Document section
====

Sjors Paridaans

Personal information
- Full name: Sjors Paridaans
- Date of birth: 23 January 1986 (age 40)
- Place of birth: Eindhoven, Netherlands
- Height: 1.91 m (6 ft 3 in)
- Position: Centre back

Team information
- Current team: VV UNA (assistant)

Youth career
- RKVVO
- PSV

Senior career*
- Years: Team / Apps / (Gls)
- 2006–2008: Fortuna Sittard / 24 / (0)
- 2008–2009: FC Eindhoven / 50 / (4)
- 2009–2011: FC Emmen / 30 / (2)
- 2011–2013: FC Eindhoven / 71 / (5)
- 2013–2016: Berchem Sport
- 2016–2018: Turnhout
- 2018–2020: VV UNA / 23 / (2)

Managerial career
- 2020–: VV UNA (assistant)

====

Activity 1
Reproduce verbatim the portion of the Sjors Paridaans profile that opens with the words containing "- Place of birth: Eindhoven, Netherlands" and closes with "Sittard / 24 / (0)".
Activity 2
Extend the Sjors Paridaans profile with the section that would follow its final line.

Data excerpts:
====

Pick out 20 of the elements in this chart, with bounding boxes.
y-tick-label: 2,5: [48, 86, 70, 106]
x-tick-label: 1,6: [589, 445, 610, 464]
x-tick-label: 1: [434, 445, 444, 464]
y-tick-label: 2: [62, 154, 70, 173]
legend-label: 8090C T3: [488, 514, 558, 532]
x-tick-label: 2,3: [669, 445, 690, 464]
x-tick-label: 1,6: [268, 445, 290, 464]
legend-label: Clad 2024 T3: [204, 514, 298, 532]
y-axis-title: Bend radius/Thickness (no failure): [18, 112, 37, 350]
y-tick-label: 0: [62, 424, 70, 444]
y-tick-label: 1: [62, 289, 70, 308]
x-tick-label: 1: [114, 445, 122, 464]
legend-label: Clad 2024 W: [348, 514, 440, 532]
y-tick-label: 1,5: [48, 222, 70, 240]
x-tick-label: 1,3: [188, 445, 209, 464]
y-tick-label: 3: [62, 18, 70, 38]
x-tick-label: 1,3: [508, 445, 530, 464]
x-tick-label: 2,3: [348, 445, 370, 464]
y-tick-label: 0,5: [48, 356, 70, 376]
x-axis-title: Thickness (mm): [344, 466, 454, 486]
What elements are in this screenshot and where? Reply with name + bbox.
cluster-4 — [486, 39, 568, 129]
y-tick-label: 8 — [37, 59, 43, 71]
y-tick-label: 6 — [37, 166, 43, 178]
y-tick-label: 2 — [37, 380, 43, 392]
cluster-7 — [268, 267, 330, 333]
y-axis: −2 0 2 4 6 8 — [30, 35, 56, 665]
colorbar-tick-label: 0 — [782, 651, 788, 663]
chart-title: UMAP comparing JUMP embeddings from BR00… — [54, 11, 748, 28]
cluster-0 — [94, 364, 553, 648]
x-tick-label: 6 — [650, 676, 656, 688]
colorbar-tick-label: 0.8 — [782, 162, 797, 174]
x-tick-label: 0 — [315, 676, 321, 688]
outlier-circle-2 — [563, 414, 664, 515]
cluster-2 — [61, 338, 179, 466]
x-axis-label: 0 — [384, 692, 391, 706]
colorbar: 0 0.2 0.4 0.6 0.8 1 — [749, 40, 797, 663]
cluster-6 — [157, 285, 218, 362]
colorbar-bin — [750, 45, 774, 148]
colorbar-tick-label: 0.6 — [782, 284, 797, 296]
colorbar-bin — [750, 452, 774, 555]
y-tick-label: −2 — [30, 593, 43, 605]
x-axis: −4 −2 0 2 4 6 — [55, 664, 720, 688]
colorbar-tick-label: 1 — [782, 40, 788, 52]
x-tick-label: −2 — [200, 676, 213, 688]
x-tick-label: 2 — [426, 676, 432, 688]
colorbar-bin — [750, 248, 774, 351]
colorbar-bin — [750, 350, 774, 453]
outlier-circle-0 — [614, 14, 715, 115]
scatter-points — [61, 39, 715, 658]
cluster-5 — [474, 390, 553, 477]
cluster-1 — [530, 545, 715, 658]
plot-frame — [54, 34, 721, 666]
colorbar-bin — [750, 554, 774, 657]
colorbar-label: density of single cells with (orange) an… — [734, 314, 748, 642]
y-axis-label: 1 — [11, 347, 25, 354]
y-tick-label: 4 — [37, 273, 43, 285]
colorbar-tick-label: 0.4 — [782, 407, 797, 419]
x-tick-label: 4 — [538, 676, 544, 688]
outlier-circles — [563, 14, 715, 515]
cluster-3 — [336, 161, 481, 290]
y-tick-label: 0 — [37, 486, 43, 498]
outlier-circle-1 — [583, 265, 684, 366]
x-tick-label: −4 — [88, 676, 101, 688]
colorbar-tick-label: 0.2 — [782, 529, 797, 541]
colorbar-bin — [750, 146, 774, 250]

====

Exercise response 1
- Place of birth: Eindhoven, Netherlands
- Height: 1.91 m (6 ft 3 in)
- Position: Centre back

Team information
- Current team: VV UNA (assistant)

Youth career
- RKVVO
- PSV

Senior career*
- Years: Team / Apps / (Gls)
- 2006–2008: Fortuna Sittard / 24 / (0)

Exercise response 2
= Sjors Paridaans =

Dutch footballer

Sjors Paridaans (born 23 January 1986 in Eindhoven) is a Dutch retired professional footballer who played as a defender and current assistant coach of VV UNA.

He formerly played for Fortuna Sittard, FC Eindhoven and FC Emmen.

==Career==
===Coaching career===
After two seasons at VV UNA, Paridaans decided to retire at the end of the 2019–20 season, and was immediately appointed assistant coach of the club.